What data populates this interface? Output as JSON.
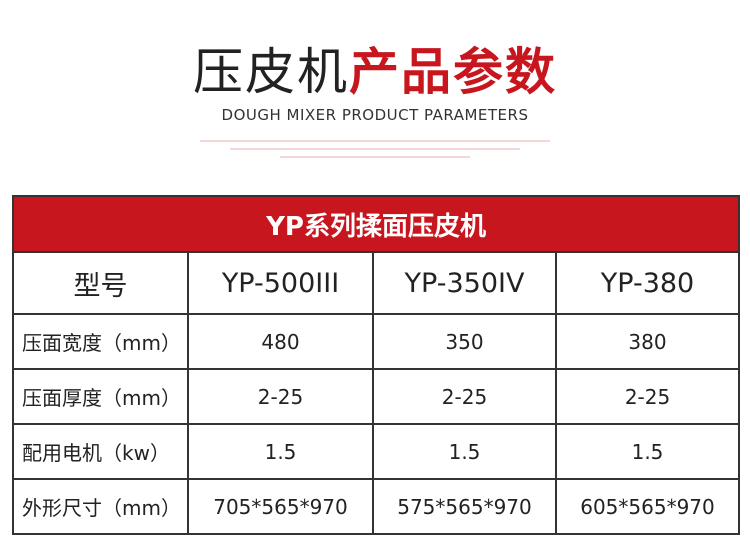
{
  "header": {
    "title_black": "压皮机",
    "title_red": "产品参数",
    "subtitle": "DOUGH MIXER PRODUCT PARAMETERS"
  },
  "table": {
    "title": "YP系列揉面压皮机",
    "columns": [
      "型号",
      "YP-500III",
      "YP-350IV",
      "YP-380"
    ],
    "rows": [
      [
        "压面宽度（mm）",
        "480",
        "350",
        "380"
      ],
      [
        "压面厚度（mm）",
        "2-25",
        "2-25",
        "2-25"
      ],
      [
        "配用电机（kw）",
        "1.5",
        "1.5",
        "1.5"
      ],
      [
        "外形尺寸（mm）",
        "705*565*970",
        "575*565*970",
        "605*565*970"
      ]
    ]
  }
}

+--

**TASK INSTRUCTIONS:**
Repeat the full listing above exactly, with no pictures in the copy.

**RESPONSE TO THE TASK:**
What data populates this interface? Output as JSON.
{
  "header": {
    "title_black": "压皮机",
    "title_red": "产品参数",
    "subtitle": "DOUGH MIXER PRODUCT PARAMETERS"
  },
  "table": {
    "title": "YP系列揉面压皮机",
    "columns": [
      "型号",
      "YP-500III",
      "YP-350IV",
      "YP-380"
    ],
    "rows": [
      [
        "压面宽度（mm）",
        "480",
        "350",
        "380"
      ],
      [
        "压面厚度（mm）",
        "2-25",
        "2-25",
        "2-25"
      ],
      [
        "配用电机（kw）",
        "1.5",
        "1.5",
        "1.5"
      ],
      [
        "外形尺寸（mm）",
        "705*565*970",
        "575*565*970",
        "605*565*970"
      ]
    ]
  }
}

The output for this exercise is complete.